[Excerpt from a dataset]
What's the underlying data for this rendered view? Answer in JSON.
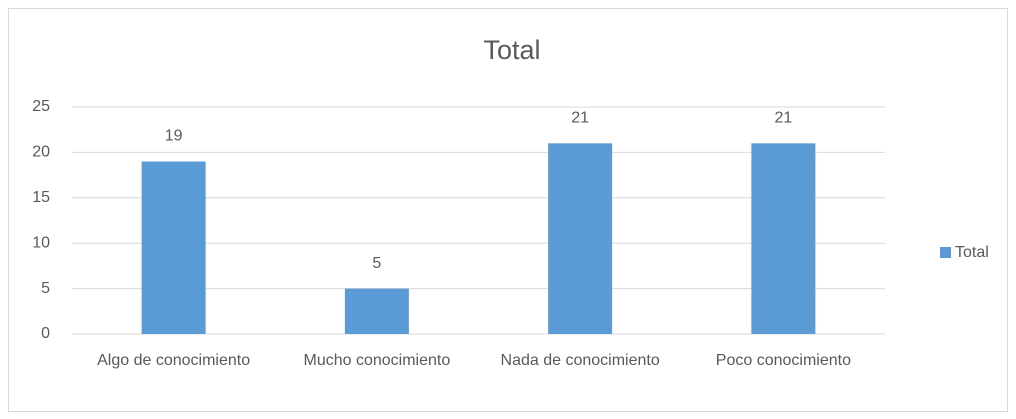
{
  "chart_data": {
    "type": "bar",
    "title": "Total",
    "categories": [
      "Algo de conocimiento",
      "Mucho conocimiento",
      "Nada de conocimiento",
      "Poco conocimiento"
    ],
    "series": [
      {
        "name": "Total",
        "color": "#5b9bd5",
        "values": [
          19,
          5,
          21,
          21
        ]
      }
    ],
    "ylim": [
      0,
      25
    ],
    "yticks": [
      0,
      5,
      10,
      15,
      20,
      25
    ],
    "grid": true,
    "legend": "right"
  }
}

▶ _What to do_
Reproduce the whole listing word for word, setting aside any pictures.

▶ _Answer for this exercise_
What's the underlying data for this rendered view? Answer in JSON.
{
  "chart_data": {
    "type": "bar",
    "title": "Total",
    "categories": [
      "Algo de conocimiento",
      "Mucho conocimiento",
      "Nada de conocimiento",
      "Poco conocimiento"
    ],
    "series": [
      {
        "name": "Total",
        "color": "#5b9bd5",
        "values": [
          19,
          5,
          21,
          21
        ]
      }
    ],
    "ylim": [
      0,
      25
    ],
    "yticks": [
      0,
      5,
      10,
      15,
      20,
      25
    ],
    "grid": true,
    "legend": "right"
  }
}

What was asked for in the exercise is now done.